Some records:
=======

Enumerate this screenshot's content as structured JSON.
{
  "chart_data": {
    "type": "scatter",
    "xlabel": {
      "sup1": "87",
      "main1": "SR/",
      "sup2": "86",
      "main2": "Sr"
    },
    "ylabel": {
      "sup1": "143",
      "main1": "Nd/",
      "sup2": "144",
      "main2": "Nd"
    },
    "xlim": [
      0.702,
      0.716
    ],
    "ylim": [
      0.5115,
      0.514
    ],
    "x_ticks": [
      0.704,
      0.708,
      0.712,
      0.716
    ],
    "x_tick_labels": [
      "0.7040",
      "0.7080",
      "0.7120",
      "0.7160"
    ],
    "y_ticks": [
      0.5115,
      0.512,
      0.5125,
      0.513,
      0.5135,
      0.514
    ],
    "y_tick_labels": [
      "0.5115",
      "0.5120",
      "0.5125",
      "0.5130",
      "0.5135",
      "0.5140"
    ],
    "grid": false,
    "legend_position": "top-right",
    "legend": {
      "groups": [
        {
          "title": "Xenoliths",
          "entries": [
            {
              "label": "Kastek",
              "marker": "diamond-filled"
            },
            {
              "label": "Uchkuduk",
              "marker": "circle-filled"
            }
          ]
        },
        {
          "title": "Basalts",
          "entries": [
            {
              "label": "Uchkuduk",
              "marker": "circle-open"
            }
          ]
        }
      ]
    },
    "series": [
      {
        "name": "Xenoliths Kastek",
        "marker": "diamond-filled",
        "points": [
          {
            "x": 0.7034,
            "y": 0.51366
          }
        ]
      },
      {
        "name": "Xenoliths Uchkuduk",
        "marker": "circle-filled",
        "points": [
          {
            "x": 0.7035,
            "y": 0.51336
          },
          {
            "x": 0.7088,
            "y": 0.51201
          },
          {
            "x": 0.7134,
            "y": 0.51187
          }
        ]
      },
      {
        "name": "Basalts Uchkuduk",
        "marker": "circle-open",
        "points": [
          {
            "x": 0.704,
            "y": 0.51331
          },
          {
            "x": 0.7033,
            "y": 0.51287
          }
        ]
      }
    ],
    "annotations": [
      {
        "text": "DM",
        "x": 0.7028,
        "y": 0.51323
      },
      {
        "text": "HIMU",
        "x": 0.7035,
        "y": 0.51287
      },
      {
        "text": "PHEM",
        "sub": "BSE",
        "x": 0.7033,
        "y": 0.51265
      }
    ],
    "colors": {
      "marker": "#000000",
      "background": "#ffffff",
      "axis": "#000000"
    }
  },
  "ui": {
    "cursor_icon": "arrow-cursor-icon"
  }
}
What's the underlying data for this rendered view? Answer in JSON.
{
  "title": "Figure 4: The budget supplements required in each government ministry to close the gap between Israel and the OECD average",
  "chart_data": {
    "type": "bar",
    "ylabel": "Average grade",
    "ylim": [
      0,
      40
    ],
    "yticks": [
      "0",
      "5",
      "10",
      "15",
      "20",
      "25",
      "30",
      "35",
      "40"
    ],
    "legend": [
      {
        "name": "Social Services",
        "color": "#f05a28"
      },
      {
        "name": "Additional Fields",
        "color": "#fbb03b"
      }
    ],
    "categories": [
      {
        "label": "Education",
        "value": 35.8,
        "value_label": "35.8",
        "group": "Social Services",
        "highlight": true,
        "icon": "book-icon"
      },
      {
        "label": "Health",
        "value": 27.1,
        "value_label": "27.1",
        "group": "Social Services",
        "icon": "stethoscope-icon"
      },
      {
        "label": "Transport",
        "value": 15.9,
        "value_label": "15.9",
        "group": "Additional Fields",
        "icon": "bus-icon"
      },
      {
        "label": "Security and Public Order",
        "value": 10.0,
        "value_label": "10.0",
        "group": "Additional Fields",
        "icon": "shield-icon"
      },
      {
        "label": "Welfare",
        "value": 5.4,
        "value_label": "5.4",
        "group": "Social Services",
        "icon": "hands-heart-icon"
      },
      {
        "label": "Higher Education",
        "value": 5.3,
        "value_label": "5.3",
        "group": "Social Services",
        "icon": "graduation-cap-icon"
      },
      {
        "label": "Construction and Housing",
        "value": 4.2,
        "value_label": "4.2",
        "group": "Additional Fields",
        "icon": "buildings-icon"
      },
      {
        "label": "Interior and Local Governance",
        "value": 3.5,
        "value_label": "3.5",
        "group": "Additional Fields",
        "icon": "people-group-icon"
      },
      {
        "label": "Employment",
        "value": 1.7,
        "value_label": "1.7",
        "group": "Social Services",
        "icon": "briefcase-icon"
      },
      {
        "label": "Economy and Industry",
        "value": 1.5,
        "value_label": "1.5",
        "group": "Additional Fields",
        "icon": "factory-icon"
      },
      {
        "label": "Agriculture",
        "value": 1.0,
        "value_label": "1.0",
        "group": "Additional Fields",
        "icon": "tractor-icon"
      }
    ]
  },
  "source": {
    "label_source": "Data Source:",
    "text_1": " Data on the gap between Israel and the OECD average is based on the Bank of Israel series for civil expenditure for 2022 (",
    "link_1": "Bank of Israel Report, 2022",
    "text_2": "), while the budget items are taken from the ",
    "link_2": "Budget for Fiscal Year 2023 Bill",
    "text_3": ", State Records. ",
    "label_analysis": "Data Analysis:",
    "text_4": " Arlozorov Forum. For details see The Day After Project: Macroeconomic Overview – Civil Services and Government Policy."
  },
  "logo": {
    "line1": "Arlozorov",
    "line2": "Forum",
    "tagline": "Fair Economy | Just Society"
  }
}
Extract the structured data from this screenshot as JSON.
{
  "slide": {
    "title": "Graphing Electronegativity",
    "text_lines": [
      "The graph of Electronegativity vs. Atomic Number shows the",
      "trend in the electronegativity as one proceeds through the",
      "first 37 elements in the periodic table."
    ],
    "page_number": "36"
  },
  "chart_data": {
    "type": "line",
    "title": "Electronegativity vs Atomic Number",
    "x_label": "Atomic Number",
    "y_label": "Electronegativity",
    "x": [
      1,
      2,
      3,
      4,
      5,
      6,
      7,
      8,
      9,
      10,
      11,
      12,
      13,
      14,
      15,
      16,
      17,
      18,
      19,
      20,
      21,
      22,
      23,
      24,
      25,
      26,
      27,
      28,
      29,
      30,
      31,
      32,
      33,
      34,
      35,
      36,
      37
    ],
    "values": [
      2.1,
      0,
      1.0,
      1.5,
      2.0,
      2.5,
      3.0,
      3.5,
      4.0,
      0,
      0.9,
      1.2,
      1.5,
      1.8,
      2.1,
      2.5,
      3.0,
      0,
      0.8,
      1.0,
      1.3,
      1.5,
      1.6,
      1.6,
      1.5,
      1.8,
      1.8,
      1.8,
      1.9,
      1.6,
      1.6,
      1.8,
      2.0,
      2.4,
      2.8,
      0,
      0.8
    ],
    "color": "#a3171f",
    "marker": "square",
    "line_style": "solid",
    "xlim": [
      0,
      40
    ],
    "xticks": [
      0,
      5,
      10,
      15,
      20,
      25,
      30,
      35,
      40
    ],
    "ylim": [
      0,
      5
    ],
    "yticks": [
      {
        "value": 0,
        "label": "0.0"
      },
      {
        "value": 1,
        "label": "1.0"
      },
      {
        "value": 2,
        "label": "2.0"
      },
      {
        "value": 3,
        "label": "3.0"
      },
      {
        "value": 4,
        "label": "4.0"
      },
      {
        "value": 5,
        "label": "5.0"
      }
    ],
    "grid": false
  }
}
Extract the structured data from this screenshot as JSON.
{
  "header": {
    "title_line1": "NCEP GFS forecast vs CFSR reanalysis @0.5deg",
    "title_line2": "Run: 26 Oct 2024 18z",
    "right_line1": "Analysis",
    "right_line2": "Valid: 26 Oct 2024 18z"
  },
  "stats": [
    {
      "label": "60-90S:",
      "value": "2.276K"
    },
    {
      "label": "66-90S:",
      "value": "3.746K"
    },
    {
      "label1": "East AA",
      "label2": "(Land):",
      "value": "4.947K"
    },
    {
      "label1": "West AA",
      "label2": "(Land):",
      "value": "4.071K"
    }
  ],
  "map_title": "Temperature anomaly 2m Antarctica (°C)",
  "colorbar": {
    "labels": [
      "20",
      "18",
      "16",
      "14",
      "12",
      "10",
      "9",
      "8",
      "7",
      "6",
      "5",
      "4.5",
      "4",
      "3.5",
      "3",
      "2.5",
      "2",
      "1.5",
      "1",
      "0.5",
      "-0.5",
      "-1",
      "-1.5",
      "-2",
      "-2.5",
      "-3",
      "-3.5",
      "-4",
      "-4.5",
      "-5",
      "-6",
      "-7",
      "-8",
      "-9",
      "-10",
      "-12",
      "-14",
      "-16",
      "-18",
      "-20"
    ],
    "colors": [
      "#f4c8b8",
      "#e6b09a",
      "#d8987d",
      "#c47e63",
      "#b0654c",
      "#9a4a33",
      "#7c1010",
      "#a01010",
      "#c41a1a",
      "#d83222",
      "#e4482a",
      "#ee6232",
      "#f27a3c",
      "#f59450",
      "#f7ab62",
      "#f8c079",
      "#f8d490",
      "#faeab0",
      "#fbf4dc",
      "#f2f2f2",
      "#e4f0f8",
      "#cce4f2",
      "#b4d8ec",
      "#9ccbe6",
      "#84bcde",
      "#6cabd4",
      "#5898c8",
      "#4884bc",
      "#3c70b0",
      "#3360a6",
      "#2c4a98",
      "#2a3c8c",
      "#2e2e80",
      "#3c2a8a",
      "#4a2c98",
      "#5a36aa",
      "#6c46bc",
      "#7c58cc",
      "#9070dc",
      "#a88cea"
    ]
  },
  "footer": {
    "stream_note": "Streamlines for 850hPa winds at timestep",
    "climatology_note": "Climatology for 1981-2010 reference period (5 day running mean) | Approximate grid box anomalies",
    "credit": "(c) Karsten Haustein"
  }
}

=======

### Exercise
Extract, from the material above, each line holding the word "Israel".

### Answer to this problem
  "title": "Figure 4: The budget supplements required in each government ministry to close the gap between Israel and the OECD average",
    "text_1": " Data on the gap between Israel and the OECD average is based on the Bank of Israel series for civil expenditure for 2022 (",
    "link_1": "Bank of Israel Report, 2022",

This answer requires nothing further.